**Problem**: Among the entries below, find the lines with "placeholder" and copy them.

**Collected data entries**:

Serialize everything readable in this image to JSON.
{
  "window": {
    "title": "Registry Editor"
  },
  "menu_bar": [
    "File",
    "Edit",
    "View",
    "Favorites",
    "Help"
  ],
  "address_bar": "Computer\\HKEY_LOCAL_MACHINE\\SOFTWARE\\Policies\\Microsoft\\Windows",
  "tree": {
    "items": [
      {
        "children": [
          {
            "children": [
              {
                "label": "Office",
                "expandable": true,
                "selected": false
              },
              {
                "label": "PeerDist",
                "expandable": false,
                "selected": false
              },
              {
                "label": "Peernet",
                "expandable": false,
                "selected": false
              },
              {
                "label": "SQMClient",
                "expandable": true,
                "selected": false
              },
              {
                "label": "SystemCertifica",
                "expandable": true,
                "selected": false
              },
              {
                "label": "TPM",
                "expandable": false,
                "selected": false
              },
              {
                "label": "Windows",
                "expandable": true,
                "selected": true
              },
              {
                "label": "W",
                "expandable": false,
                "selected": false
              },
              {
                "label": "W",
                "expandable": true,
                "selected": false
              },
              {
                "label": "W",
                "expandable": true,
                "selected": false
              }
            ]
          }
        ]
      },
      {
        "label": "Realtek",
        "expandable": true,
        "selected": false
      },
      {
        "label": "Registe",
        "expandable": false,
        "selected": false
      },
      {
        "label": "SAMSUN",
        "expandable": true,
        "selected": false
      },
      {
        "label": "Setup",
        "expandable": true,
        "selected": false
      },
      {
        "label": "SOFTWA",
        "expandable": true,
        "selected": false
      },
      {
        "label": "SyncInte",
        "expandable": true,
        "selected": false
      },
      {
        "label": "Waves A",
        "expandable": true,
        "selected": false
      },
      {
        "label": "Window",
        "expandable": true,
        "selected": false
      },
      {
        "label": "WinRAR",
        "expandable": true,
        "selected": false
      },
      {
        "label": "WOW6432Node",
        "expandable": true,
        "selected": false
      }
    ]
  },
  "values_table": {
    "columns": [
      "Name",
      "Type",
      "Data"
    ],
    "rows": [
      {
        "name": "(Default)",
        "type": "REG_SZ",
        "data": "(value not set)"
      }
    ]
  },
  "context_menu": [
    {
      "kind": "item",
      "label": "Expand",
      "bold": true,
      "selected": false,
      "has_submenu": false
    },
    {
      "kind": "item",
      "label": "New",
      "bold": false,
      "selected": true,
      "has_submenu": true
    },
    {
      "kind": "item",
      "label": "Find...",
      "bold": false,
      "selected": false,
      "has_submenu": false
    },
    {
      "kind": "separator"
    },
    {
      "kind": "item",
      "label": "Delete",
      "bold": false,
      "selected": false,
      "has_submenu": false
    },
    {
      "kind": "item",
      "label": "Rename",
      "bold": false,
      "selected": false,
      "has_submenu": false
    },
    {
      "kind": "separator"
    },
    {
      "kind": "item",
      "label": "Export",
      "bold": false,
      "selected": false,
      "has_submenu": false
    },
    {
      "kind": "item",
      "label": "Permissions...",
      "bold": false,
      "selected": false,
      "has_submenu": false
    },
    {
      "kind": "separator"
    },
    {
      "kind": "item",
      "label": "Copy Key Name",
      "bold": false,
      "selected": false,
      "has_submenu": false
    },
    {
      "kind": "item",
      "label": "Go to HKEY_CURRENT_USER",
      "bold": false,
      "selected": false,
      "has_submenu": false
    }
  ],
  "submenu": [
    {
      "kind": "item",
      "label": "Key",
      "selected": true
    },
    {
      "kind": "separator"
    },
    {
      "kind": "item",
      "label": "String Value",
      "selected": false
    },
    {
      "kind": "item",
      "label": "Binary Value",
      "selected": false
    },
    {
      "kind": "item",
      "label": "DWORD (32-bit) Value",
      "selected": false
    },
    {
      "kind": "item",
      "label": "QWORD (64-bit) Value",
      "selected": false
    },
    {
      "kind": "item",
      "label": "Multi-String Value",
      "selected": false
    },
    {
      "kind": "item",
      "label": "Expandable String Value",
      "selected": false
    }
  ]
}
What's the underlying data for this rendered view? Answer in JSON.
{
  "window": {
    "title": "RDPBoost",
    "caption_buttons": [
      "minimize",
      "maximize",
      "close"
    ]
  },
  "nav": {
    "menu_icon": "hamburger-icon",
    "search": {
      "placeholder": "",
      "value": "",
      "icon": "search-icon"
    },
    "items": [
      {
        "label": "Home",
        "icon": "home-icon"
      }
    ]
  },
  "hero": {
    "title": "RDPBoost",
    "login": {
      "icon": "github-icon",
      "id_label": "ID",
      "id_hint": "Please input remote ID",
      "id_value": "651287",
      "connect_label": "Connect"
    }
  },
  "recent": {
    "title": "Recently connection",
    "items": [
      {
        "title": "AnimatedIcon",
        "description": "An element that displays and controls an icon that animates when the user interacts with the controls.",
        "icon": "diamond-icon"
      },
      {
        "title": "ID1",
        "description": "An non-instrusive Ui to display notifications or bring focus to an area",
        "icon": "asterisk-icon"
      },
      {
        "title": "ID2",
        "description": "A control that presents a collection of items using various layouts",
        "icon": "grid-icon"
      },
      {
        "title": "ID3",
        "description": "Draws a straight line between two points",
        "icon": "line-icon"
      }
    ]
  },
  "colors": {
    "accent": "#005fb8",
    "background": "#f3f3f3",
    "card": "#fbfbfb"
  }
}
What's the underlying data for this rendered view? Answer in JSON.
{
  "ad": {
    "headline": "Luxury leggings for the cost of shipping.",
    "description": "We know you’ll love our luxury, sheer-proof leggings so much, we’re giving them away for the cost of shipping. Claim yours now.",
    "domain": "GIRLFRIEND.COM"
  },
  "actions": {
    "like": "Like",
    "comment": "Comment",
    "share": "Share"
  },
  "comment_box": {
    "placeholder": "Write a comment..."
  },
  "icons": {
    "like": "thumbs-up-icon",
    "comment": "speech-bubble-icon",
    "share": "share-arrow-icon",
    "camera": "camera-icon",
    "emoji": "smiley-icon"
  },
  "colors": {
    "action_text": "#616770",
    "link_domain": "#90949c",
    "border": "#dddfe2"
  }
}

**Response to the exercise**:
      "placeholder": "",
    "placeholder": "Write a comment..."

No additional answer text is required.